## [Written request]
Quote each record exactly, please, leaving none out.

——————————

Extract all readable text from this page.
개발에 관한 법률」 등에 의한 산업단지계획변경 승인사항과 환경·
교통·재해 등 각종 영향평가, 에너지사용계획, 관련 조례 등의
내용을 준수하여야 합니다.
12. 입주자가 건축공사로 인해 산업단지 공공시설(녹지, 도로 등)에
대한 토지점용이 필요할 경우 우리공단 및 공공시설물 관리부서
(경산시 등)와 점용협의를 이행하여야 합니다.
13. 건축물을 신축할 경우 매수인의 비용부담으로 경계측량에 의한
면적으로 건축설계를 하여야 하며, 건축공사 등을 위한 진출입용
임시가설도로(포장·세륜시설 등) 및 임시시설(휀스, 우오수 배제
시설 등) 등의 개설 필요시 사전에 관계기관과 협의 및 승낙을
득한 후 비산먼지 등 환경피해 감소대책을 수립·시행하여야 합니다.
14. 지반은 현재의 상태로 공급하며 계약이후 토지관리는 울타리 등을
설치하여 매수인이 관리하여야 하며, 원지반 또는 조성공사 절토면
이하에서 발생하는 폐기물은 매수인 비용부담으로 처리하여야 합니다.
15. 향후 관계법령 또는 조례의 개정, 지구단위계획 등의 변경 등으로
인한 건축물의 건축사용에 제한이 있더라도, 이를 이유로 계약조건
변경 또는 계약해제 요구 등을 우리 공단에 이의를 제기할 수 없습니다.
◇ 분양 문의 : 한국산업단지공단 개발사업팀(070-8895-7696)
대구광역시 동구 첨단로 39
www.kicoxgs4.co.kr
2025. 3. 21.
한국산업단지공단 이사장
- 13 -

——————————

## [Correct output]
Extract all readable text from this page.
개발에 관한 법률」 등에 의한 산업단지계획변경 승인사항과 환경·
교통·재해 등 각종 영향평가, 에너지사용계획, 관련 조례 등의
내용을 준수하여야 합니다.
12. 입주자가 건축공사로 인해 산업단지 공공시설(녹지, 도로 등)에
대한 토지점용이 필요할 경우 우리공단 및 공공시설물 관리부서
(경산시 등)와 점용협의를 이행하여야 합니다.
13. 건축물을 신축할 경우 매수인의 비용부담으로 경계측량에 의한
면적으로 건축설계를 하여야 하며, 건축공사 등을 위한 진출입용
임시가설도로(포장·세륜시설 등) 및 임시시설(휀스, 우오수 배제
시설 등) 등의 개설 필요시 사전에 관계기관과 협의 및 승낙을
득한 후 비산먼지 등 환경피해 감소대책을 수립·시행하여야 합니다.
14. 지반은 현재의 상태로 공급하며 계약이후 토지관리는 울타리 등을
설치하여 매수인이 관리하여야 하며, 원지반 또는 조성공사 절토면
이하에서 발생하는 폐기물은 매수인 비용부담으로 처리하여야 합니다.
15. 향후 관계법령 또는 조례의 개정, 지구단위계획 등의 변경 등으로
인한 건축물의 건축사용에 제한이 있더라도, 이를 이유로 계약조건
변경 또는 계약해제 요구 등을 우리 공단에 이의를 제기할 수 없습니다.
◇ 분양 문의 : 한국산업단지공단 개발사업팀(070-8895-7696)
대구광역시 동구 첨단로 39
www.kicoxgs4.co.kr
2025. 3. 21.
한국산업단지공단 이사장
- 13 -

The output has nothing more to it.